Boundary Waters, Part 2: Lost

by Sara Aranda

[If you haven’t, read Part 1]

07.01.17 – Boundaries

Lazy morning. What time is it? Guess. 2pm? It’s only 930 am. Wow.

It rained last night and the sun is constantly being veiled and unveiled. Sunrise happened at 430 apparently. I tried really hard to sleep in forever.

Now, it rains again, so we wait. Then it stops and we cook up a batch of oatmeal. For the few miles of paddling yesterday my shoulders are stiff, my body itches, but we’ll keep moving today. The plan is to keep the same campsite, day-paddle 5-6 miles north to the edge of the Canadian border and explore some waterfalls, eat lunch, then head back.

There is always a plan. And then there is always reality.


I can’t explain everything, honestly. We got lost. We might have been in Canada for a few hours, who knows. The water levels this year are high, Hatie says, and the islands don’t look how she remembers—nothing seemed to match the map anymore. So we paddled and paddled. Sonya brought an Oru Kayak and her paddling was even more exhausting I’m sure. We had also decided to wear stick-on mustaches today; I have my silver leggings, Hatie has gold, and Sonya is decked out in champagne leggings and a matching tutu. We could most certainly be the lost girls of Peter Pan(a?). A group of young boys in canoes passed us earlier, heading south, and I could hear them giggling as their paddles clanged against the sides of their boats.

We finally gave up, driven by hunger, and pull off to a rocky shoreline to some miniature isthmus. I stare at the map, waiting for it to change and point arrows. I even pull out my iPhone to read our GPS coordinates, but honestly, I’ve never translated coordinates to a map before, so a rough idea of the region was all I could give. Why don’t I know this stuff? I criticize myself. We’re either right where we think we are, or not. The not being somewhere in Canada. Perfect.

Despite the growing cloud cover, the cooling breeze, the seeming meander, our spirits remain high. Hatie is hilarious. I love her. She astounds me. She has a bucket full of health issues including endometriosis and yet her attitude is more upbeat than both Sonya and myself combined. How she does it, I do not know, but she’s a badass. River rat, currently guiding in Chicago. Her comforts are in and around water, even the leeches she casually pulls from Sonya’s feet.


It pours. And even though we follow our memory back, towards that from whence we came, we are still lost. There are a series of lakes that narrowly join each other, no portages, and everything looks, well, the same. Lake water. Green treeline. Bald eagle. All a shade darker now because of the rain.

There is no difference. The sky is water. Our clothes are water. There’s so much water I take off my boots and paddle barefoot. Sonya sits in the bow of the canoe, I steer, Hatie is in the kayak now. The hoods of our coats spill more rain into our laps. My jacket isn’t big enough to fit over my life-jacket, so it’s unzipped, and I just don’t fucking care anymore. Even my rain pants are starting to soak through.

+ + +

» **WHAT THIS TASK INVOLVES**
Reproduce the canoe trip account word for word, starting with "07.01.17 – Boundaries" and going on through "is always reality.".

» **RECORD EXTRACTS**

+ + +

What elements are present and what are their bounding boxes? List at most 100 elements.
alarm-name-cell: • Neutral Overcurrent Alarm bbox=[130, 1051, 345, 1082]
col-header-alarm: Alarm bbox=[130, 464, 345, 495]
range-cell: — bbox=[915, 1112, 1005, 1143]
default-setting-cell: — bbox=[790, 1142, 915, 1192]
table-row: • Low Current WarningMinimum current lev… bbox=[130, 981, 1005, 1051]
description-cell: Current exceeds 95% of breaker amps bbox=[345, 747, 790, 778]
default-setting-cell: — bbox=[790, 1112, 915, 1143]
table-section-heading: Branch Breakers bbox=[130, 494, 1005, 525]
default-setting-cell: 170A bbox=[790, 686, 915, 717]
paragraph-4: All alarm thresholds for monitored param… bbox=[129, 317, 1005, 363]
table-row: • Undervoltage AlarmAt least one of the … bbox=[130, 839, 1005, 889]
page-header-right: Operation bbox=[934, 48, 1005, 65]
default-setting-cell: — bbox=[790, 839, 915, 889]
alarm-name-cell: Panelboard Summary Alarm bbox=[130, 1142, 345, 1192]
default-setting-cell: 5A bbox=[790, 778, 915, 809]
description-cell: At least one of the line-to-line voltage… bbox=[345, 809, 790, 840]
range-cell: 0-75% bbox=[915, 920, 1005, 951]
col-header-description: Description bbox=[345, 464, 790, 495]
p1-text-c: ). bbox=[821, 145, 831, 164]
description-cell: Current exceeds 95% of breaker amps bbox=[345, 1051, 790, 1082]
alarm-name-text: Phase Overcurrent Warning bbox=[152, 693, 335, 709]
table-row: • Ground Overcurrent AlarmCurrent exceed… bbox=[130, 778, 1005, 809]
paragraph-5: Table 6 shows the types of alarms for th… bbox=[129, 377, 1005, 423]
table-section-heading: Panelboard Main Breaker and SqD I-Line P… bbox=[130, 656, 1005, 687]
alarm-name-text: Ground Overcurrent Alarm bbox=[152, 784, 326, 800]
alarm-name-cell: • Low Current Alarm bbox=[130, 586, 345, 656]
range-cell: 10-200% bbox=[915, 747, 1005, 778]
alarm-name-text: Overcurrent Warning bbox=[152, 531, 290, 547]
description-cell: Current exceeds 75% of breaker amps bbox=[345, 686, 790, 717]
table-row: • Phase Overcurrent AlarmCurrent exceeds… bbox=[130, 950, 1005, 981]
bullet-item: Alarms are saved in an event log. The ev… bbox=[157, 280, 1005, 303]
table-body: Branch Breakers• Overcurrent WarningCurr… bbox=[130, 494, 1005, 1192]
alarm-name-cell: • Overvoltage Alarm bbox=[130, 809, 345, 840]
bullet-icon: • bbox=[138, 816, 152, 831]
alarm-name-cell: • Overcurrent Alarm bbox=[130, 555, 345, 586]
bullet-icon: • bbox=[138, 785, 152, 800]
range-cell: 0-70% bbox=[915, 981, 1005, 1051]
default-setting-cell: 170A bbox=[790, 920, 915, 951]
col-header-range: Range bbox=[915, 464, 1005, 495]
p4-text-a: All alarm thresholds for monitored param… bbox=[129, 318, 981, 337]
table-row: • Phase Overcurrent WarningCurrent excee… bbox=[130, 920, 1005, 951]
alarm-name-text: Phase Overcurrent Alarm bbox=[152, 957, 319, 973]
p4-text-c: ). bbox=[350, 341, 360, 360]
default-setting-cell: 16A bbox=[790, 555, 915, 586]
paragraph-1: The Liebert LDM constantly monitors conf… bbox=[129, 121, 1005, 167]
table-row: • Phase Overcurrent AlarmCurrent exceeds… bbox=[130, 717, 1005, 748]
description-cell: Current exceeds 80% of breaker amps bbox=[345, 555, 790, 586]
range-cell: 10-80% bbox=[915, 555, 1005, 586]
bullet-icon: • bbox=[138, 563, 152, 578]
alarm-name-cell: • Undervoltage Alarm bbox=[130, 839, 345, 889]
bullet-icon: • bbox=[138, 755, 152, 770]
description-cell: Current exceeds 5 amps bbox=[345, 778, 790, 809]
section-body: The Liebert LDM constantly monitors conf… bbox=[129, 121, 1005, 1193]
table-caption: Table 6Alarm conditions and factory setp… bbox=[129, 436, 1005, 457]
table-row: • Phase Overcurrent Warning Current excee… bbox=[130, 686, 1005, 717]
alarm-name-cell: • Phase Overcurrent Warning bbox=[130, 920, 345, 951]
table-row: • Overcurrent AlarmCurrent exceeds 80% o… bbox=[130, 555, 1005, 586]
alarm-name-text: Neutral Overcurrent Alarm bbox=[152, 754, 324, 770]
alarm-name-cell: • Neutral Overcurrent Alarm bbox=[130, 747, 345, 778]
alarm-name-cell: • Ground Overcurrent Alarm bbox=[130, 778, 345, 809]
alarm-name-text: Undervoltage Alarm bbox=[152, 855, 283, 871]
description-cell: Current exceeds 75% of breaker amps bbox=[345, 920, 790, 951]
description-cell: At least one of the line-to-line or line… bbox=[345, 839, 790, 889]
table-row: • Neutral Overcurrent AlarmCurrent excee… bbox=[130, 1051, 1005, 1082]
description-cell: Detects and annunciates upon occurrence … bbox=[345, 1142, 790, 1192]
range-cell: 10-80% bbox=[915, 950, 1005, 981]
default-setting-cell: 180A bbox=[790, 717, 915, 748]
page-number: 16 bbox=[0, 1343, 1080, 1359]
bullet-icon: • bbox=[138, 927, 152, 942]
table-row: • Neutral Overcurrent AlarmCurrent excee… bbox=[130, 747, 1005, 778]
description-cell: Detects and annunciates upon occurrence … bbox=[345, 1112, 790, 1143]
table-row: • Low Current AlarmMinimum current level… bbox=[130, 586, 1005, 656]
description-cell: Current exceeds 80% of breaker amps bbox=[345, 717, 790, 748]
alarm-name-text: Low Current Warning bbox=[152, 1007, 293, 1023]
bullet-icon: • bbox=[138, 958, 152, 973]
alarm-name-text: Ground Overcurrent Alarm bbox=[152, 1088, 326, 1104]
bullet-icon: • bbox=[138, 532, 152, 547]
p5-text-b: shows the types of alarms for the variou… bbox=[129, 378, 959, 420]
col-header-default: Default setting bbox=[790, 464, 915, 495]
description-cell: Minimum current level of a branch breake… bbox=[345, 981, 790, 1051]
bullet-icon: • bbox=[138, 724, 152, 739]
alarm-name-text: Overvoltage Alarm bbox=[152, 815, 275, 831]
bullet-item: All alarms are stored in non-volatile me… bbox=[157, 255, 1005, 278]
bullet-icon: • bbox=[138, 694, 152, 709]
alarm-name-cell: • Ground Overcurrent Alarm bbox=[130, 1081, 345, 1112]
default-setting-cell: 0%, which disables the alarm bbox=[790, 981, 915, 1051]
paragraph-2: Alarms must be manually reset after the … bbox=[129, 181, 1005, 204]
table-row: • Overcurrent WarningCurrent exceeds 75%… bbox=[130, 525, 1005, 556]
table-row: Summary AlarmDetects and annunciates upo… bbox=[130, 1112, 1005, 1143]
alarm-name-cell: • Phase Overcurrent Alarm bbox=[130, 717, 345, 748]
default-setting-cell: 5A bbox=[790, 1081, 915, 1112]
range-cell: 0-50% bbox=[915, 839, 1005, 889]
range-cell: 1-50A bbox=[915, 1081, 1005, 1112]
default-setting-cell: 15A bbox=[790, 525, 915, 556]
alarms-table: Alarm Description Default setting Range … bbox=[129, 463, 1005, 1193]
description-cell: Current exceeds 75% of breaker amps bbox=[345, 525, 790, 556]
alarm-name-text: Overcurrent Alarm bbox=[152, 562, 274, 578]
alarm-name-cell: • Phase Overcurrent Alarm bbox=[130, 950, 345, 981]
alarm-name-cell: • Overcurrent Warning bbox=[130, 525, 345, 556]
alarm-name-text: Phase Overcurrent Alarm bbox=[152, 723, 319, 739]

+ + +

» **EXERCISE SOLUTION**
07.01.17 – Boundaries

Lazy morning. What time is it? Guess. 2pm? It’s only 930 am. Wow.

It rained last night and the sun is constantly being veiled and unveiled. Sunrise happened at 430 apparently. I tried really hard to sleep in forever.

Now, it rains again, so we wait. Then it stops and we cook up a batch of oatmeal. For the few miles of paddling yesterday my shoulders are stiff, my body itches, but we’ll keep moving today. The plan is to keep the same campsite, day-paddle 5-6 miles north to the edge of the Canadian border and explore some waterfalls, eat lunch, then head back.

There is always a plan. And then there is always reality.